• **WORK REQUIRED**: Show every line below where "давления" can be found.

• **EXTRACTED ENTRIES**:
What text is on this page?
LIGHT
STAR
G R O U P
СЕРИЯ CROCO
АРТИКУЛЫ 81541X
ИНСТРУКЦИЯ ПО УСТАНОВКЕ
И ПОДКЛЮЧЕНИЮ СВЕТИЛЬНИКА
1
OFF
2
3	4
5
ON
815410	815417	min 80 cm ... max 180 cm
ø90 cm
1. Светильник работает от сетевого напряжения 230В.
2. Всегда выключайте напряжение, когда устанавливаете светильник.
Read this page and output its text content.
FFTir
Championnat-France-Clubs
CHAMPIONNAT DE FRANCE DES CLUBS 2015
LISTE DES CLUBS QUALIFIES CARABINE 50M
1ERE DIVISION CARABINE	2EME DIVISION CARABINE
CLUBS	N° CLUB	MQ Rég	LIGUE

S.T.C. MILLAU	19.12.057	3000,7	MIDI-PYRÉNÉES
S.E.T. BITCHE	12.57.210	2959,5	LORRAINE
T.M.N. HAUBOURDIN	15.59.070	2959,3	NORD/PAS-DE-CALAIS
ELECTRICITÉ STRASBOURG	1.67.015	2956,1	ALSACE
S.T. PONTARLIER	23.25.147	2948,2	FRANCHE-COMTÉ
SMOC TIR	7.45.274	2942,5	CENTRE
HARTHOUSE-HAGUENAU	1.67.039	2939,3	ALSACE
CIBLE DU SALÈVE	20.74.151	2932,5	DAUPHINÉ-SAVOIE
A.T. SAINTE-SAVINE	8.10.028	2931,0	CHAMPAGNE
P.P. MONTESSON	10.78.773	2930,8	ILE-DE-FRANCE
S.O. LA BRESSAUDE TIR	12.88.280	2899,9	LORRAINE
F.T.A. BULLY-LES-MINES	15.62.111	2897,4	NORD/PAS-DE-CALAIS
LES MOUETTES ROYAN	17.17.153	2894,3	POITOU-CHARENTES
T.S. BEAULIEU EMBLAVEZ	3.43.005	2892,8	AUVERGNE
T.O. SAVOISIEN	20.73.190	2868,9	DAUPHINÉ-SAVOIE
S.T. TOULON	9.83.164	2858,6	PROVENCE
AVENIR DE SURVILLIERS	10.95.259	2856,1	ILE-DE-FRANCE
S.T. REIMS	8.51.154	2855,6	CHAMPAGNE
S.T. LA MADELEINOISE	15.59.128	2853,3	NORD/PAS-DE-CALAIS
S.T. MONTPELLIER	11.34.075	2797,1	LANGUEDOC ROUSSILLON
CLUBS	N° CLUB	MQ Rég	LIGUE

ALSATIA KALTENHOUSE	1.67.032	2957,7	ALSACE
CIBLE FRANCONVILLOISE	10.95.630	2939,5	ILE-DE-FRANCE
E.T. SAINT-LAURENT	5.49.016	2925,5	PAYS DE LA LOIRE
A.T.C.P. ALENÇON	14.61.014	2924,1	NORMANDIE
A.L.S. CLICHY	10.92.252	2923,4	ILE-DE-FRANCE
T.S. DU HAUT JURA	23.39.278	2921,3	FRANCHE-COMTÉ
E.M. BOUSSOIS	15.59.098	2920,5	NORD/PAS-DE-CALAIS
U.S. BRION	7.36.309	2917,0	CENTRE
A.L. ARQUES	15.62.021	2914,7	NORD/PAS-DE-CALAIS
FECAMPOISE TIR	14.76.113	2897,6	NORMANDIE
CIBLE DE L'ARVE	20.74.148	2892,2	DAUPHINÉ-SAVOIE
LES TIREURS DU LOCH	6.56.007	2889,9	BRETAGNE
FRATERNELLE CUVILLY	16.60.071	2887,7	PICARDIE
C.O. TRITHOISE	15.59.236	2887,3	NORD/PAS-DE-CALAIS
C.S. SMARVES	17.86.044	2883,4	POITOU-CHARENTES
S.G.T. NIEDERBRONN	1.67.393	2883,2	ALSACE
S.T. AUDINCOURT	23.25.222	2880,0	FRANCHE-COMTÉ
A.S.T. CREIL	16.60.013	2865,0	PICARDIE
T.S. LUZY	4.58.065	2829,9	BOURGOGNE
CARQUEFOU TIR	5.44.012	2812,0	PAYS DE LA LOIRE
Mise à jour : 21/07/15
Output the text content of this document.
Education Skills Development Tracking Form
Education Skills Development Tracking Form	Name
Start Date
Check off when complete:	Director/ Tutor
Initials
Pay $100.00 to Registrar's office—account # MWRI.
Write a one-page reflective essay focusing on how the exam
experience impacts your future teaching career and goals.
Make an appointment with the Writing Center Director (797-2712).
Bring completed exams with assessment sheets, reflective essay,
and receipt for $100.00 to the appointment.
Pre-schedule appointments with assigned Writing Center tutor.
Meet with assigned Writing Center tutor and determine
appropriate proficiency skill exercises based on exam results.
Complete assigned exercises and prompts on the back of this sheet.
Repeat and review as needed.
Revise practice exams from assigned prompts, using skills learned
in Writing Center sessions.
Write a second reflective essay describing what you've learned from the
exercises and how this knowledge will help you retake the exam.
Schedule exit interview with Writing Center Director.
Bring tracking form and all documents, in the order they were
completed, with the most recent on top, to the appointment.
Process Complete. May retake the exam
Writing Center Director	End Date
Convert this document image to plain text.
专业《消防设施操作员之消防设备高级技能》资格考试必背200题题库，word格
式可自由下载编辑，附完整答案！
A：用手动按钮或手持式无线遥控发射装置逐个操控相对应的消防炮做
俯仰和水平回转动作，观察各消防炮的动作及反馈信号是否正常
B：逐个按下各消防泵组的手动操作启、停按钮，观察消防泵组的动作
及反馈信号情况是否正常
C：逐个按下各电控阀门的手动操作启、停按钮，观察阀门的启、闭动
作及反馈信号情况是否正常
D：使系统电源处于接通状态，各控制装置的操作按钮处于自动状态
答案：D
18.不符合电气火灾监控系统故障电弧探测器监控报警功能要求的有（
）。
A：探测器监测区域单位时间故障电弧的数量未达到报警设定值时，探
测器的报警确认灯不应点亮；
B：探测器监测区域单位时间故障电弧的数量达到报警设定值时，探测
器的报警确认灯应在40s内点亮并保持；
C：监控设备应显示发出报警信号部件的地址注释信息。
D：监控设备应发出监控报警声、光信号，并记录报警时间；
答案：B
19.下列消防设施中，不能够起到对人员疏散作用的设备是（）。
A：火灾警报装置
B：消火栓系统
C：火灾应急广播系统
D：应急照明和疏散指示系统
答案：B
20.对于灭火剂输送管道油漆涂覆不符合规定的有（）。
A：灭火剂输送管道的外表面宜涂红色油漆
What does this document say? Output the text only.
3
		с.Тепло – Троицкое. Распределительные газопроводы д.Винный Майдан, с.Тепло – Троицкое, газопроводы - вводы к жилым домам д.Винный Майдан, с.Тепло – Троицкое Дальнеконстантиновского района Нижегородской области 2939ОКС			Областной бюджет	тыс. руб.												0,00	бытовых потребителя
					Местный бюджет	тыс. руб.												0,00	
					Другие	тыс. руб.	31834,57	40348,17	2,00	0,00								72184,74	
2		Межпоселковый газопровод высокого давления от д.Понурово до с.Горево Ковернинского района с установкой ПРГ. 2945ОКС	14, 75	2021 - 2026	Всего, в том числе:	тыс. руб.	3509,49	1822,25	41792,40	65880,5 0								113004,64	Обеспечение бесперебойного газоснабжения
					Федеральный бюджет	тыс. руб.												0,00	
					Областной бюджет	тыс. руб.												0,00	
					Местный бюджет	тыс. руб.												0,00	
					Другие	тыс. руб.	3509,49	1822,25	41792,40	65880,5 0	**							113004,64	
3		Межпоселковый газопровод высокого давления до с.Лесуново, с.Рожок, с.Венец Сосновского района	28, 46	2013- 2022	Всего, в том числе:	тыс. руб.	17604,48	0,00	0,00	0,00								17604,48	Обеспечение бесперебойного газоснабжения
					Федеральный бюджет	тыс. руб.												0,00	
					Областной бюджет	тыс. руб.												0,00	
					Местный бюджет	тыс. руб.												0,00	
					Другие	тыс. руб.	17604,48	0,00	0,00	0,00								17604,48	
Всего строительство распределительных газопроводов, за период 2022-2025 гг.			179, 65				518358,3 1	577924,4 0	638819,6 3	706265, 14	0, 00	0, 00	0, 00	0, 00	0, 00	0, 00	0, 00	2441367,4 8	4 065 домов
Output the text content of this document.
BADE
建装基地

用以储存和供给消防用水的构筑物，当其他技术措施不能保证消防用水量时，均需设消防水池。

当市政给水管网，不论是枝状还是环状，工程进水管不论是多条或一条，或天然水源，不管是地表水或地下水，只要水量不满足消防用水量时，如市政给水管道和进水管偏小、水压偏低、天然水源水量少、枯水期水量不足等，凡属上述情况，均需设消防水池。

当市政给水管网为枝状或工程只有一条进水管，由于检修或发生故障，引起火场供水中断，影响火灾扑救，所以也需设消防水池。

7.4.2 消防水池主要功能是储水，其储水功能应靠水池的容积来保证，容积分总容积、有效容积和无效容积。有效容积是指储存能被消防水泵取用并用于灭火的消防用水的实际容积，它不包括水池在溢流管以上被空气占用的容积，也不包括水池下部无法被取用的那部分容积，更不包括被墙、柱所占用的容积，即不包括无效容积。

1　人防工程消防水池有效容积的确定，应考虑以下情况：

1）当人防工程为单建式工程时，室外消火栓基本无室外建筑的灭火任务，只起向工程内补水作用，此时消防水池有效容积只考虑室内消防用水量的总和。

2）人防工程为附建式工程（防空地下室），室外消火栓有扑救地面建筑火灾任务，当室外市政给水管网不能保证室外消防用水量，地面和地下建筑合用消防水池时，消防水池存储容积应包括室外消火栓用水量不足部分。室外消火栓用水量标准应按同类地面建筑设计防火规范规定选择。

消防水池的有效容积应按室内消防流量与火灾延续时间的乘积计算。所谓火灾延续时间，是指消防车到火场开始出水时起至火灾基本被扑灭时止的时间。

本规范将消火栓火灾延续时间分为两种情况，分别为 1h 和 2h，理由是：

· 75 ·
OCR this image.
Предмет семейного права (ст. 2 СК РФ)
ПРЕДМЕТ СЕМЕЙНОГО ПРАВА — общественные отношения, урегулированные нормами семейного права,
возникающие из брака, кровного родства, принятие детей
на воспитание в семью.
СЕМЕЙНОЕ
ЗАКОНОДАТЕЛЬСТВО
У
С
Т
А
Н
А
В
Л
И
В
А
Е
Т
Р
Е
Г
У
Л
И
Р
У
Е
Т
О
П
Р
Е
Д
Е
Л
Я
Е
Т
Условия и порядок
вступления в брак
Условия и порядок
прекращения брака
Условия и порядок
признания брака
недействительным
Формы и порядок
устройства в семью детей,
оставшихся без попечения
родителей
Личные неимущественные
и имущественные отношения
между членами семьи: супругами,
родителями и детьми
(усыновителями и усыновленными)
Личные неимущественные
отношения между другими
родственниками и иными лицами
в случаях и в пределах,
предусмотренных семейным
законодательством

• **RESULT OF THIS TASK**:
2		Межпоселковый газопровод высокого давления от д.Понурово до с.Горево Ковернинского района с установкой ПРГ. 2945ОКС	14, 75	2021 - 2026	Всего, в том числе:	тыс. руб.	3509,49	1822,25	41792,40	65880,5 0								113004,64	Обеспечение бесперебойного газоснабжения
3		Межпоселковый газопровод высокого давления до с.Лесуново, с.Рожок, с.Венец Сосновского района	28, 46	2013- 2022	Всего, в том числе:	тыс. руб.	17604,48	0,00	0,00	0,00								17604,48	Обеспечение бесперебойного газоснабжения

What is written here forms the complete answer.